Each entry must appear again exactly as it does in the source.

** begin **

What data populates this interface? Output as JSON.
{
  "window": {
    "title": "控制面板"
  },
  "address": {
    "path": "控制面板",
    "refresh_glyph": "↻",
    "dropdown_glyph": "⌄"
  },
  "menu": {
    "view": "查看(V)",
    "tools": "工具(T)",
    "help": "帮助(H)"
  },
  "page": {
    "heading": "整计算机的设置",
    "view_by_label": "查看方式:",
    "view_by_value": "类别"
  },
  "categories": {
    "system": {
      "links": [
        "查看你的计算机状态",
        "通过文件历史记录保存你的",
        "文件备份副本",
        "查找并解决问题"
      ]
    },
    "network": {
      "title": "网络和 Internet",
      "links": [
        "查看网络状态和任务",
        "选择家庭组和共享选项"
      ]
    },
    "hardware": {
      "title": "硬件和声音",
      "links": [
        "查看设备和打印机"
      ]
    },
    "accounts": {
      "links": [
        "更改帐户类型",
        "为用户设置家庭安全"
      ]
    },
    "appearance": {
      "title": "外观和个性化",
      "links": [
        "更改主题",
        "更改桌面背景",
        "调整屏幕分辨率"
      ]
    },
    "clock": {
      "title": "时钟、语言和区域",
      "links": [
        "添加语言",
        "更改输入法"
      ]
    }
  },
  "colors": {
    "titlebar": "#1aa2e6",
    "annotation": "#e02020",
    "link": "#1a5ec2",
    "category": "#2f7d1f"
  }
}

** end **

### REPLY TO THE TASK
What data populates this interface? Output as JSON.
{
  "window": {
    "title": "控制面板"
  },
  "address": {
    "path": "控制面板",
    "refresh_glyph": "↻",
    "dropdown_glyph": "⌄"
  },
  "menu": {
    "view": "查看(V)",
    "tools": "工具(T)",
    "help": "帮助(H)"
  },
  "page": {
    "heading": "整计算机的设置",
    "view_by_label": "查看方式:",
    "view_by_value": "类别"
  },
  "categories": {
    "system": {
      "links": [
        "查看你的计算机状态",
        "通过文件历史记录保存你的",
        "文件备份副本",
        "查找并解决问题"
      ]
    },
    "network": {
      "title": "网络和 Internet",
      "links": [
        "查看网络状态和任务",
        "选择家庭组和共享选项"
      ]
    },
    "hardware": {
      "title": "硬件和声音",
      "links": [
        "查看设备和打印机"
      ]
    },
    "accounts": {
      "links": [
        "更改帐户类型",
        "为用户设置家庭安全"
      ]
    },
    "appearance": {
      "title": "外观和个性化",
      "links": [
        "更改主题",
        "更改桌面背景",
        "调整屏幕分辨率"
      ]
    },
    "clock": {
      "title": "时钟、语言和区域",
      "links": [
        "添加语言",
        "更改输入法"
      ]
    }
  },
  "colors": {
    "titlebar": "#1aa2e6",
    "annotation": "#e02020",
    "link": "#1a5ec2",
    "category": "#2f7d1f"
  }
}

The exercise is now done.